───── Extrait du texte ─────

On peut discuter de l’explication théorique de cette amélioration des espèces, -qui est éducation -, mendéliens et mitchouriniens peuvent s’affronter dans une controverse qui secoue les Universités du Monde ; un fait, du moins, reste
incontestablement : pratiquement, les hommes améliorent d’une façon très sensible les espèces végétales et animales.
 
Mais, jusqu’à ce jour, rien d’aussi méthodique, rien d’aussi audacieusement expérimental n’a été tenté pour l’amélioration, - c’est-à-dire l’éducation, de l’espèce humaine. Les vergers peuvent se développer dans le village, alignés et généreux ; le cheptel à soigner pourra bénéficier de constructions modernes, propres et aérées et munies d’une installation mécanique sans reproche ; les silos domineront la plaine, orgueil de la région ; - mais les enfants eux, seront nourris aussi empiriquement et irrationnellement qu’autrefois ; ils continueront à s’étioler dans les taudis et l’Ecole restera un des bâtiments les lus vétustes et les plus pauvres de la commune, avec toujours le même matériel rudimentaire qu’il y a 50 ans.

───── Matériel fourni ─────

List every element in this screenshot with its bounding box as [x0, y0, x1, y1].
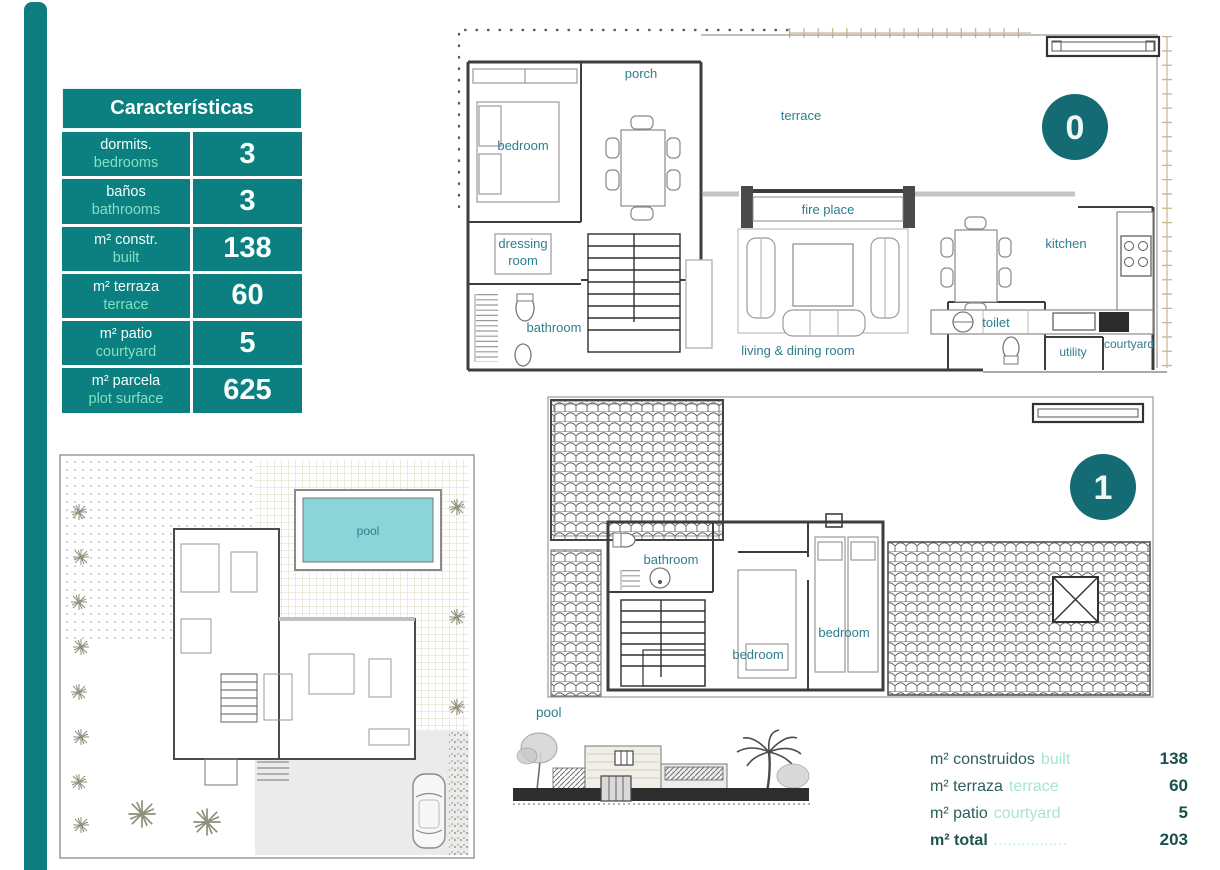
- room-label-bedroom-center: bedroom: [732, 647, 783, 662]
- deciduous-tree: [517, 733, 557, 790]
- summary-row-built: m² construidos built 138: [930, 746, 1188, 773]
- pool: pool: [295, 490, 441, 570]
- ground-floor-plan: 0: [453, 22, 1177, 390]
- room-label-dressing-1: dressing: [498, 236, 547, 251]
- table-row-terrace: m² terraza terrace 60: [62, 274, 302, 318]
- bathroom-fixtures: [475, 294, 534, 366]
- floor-badge-1: 1: [1070, 454, 1136, 520]
- table-row-plot-surface: m² parcela plot surface 625: [62, 368, 302, 412]
- summary-label-es: m² total: [930, 828, 988, 854]
- site-plan: pool: [57, 452, 477, 862]
- row-value: 625: [193, 368, 302, 412]
- floor-number: 1: [1094, 469, 1113, 507]
- room-label-porch: porch: [625, 66, 658, 81]
- sofa-cluster-glyph: [738, 229, 908, 336]
- row-label-en: built: [113, 249, 140, 267]
- first-floor-plan: 1: [543, 392, 1161, 707]
- room-label-living: living & dining room: [741, 343, 854, 358]
- window-glyph: [1047, 37, 1159, 56]
- palm-tree: [737, 730, 809, 792]
- row-label-en: plot surface: [89, 390, 164, 408]
- row-label-es: dormits.: [100, 136, 152, 154]
- summary-label-es: m² patio: [930, 801, 988, 827]
- row-label-es: m² parcela: [92, 372, 161, 390]
- row-label-es: m² constr.: [94, 231, 158, 249]
- row-value: 60: [193, 274, 302, 318]
- row-label-en: courtyard: [96, 343, 156, 361]
- left-accent-bar: [24, 2, 47, 870]
- summary-row-terrace: m² terraza terrace 60: [930, 773, 1188, 800]
- window-glyph: [1033, 404, 1143, 422]
- summary-label-en: courtyard: [994, 801, 1061, 827]
- room-label-courtyard: courtyard: [1104, 337, 1154, 351]
- summary-label-en: built: [1041, 747, 1070, 773]
- brochure-page: Características dormits. bedrooms 3 baño…: [0, 0, 1220, 870]
- room-label-bedroom: bedroom: [497, 138, 548, 153]
- summary-row-total: m² total ................ 203: [930, 827, 1188, 854]
- row-label-es: baños: [106, 183, 146, 201]
- room-label-utility: utility: [1059, 345, 1086, 359]
- characteristics-table: Características dormits. bedrooms 3 baño…: [62, 88, 302, 413]
- row-value: 5: [193, 321, 302, 365]
- room-label-terrace: terrace: [781, 108, 821, 123]
- stairs-glyph: [588, 234, 712, 352]
- row-label-en: bathrooms: [92, 201, 161, 219]
- summary-leader-dots: ................: [994, 828, 1068, 854]
- dining-set-glyph: [941, 217, 1011, 315]
- fireplace-glyph: fire place: [741, 186, 915, 228]
- hedge-strip: [449, 730, 469, 855]
- table-row-bedrooms: dormits. bedrooms 3: [62, 132, 302, 176]
- car-glyph: [413, 774, 445, 848]
- porch-dining-glyph: [606, 116, 680, 220]
- floor-badge-0: 0: [1042, 94, 1108, 160]
- room-label-fireplace: fire place: [802, 202, 855, 217]
- row-label-en: bedrooms: [94, 154, 158, 172]
- pool-caption: pool: [536, 705, 562, 720]
- row-value: 138: [193, 227, 302, 271]
- summary-row-courtyard: m² patio courtyard 5: [930, 800, 1188, 827]
- bed-glyph: [473, 69, 577, 202]
- summary-value: 5: [1179, 800, 1188, 826]
- row-label-en: terrace: [103, 296, 148, 314]
- row-label-es: m² terraza: [93, 278, 159, 296]
- room-label-dressing-2: room: [508, 253, 538, 268]
- floor-number: 0: [1066, 109, 1085, 147]
- summary-label-es: m² construidos: [930, 747, 1035, 773]
- row-value: 3: [193, 132, 302, 176]
- summary-label-en: terrace: [1009, 774, 1059, 800]
- room-label-bathroom: bathroom: [527, 320, 582, 335]
- room-label-kitchen: kitchen: [1045, 236, 1086, 251]
- table-title: Características: [62, 88, 302, 129]
- stairs-glyph: [621, 600, 705, 686]
- room-label-toilet: toilet: [982, 315, 1010, 330]
- table-row-bathrooms: baños bathrooms 3: [62, 179, 302, 223]
- room-label-bedroom-right: bedroom: [818, 625, 869, 640]
- summary-value: 60: [1169, 773, 1188, 799]
- house-volumes: [553, 746, 727, 790]
- elevation-sketch: [505, 726, 845, 830]
- summary-label-es: m² terraza: [930, 774, 1003, 800]
- table-row-built: m² constr. built 138: [62, 227, 302, 271]
- table-row-courtyard: m² patio courtyard 5: [62, 321, 302, 365]
- summary-value: 203: [1160, 827, 1188, 853]
- room-label-bathroom: bathroom: [644, 552, 699, 567]
- area-summary: m² construidos built 138 m² terraza terr…: [930, 746, 1188, 854]
- row-value: 3: [193, 179, 302, 223]
- row-label-es: m² patio: [100, 325, 152, 343]
- summary-value: 138: [1160, 746, 1188, 772]
- pool-label: pool: [357, 524, 380, 538]
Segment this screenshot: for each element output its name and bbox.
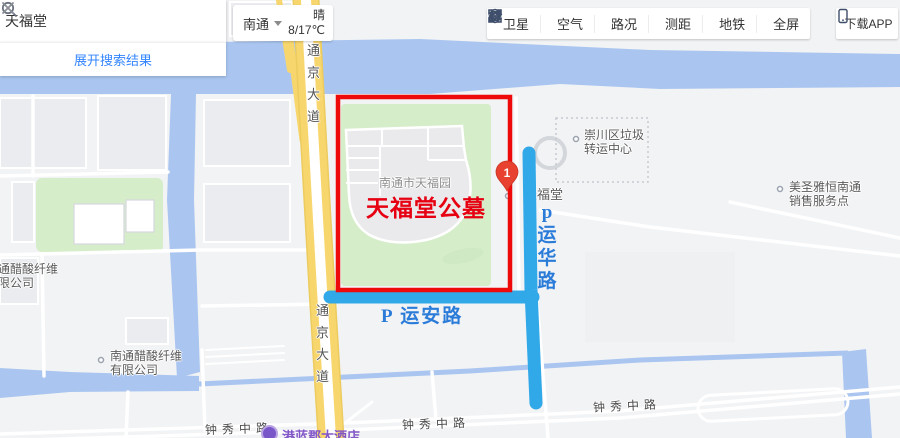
phone-icon [836,8,850,24]
expand-results-link[interactable]: 展开搜索结果 [74,50,152,69]
hotel-label: 港蓝郡大酒店 [282,426,360,438]
city-weather-box: 南通 晴 8/17℃ [233,5,333,41]
chevron-down-icon [274,21,282,26]
fullscreen-button[interactable]: 全屏 [757,15,810,33]
cemetery-building [346,126,471,242]
search-panel: 天福堂 [0,0,226,42]
measure-distance-button[interactable]: 测距 [649,15,703,33]
yunan-road-annotation: P 运安路 [381,301,463,328]
weather-condition: 晴 [288,8,325,23]
weather-widget[interactable]: 晴 8/17℃ [288,8,325,38]
close-icon [0,0,16,16]
map-application: 南通市天福园 天福堂 崇川区垃圾 转运中心 美圣雅恒南通 销售服务点 南通醋酸纤… [0,0,900,438]
yunhua-road-annotation: p运华路 [536,201,558,293]
fullscreen-icon [487,8,503,24]
air-quality-button[interactable]: 空气 [541,15,595,33]
download-app-button[interactable]: 下载APP [836,8,898,39]
weather-temperature: 8/17℃ [288,23,325,38]
city-selector[interactable]: 南通 [243,14,269,33]
cemetery-title-annotation: 天福堂公墓 [366,189,486,223]
search-input[interactable]: 天福堂 [0,11,158,31]
expand-results-bar: 展开搜索结果 [0,42,226,76]
roundabout [535,138,565,168]
traffic-button[interactable]: 路况 [595,15,649,33]
map-toolbar: 卫星 空气 路况 测距 [487,8,810,39]
hotel-marker[interactable] [261,425,278,438]
subway-button[interactable]: 地铁 [703,15,757,33]
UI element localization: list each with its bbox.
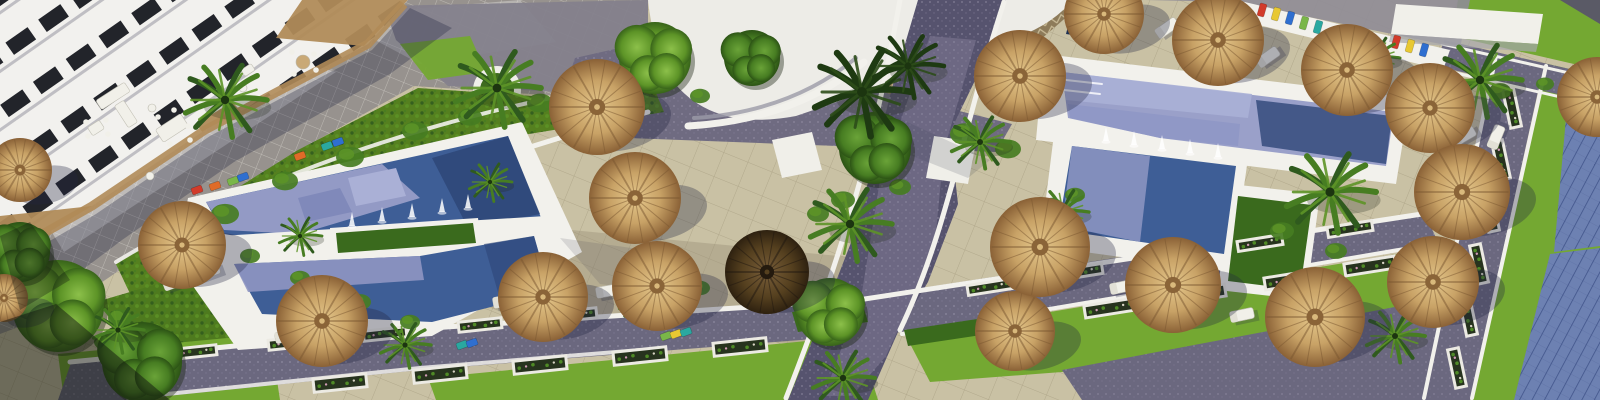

─────

Reprenez le passage du texte sur l'amélioration des espèces, de "On peut discuter" à "végétales et animales.", en changeant "controverse" en "polémique".

On peut discuter de l’explication théorique de cette amélioration des espèces, -qui est éducation -, mendéliens et mitchouriniens peuvent s’affronter dans une polémique qui secoue les Universités du Monde ; un fait, du moins, reste
incontestablement : pratiquement, les hommes améliorent d’une façon très sensible les espèces végétales et animales.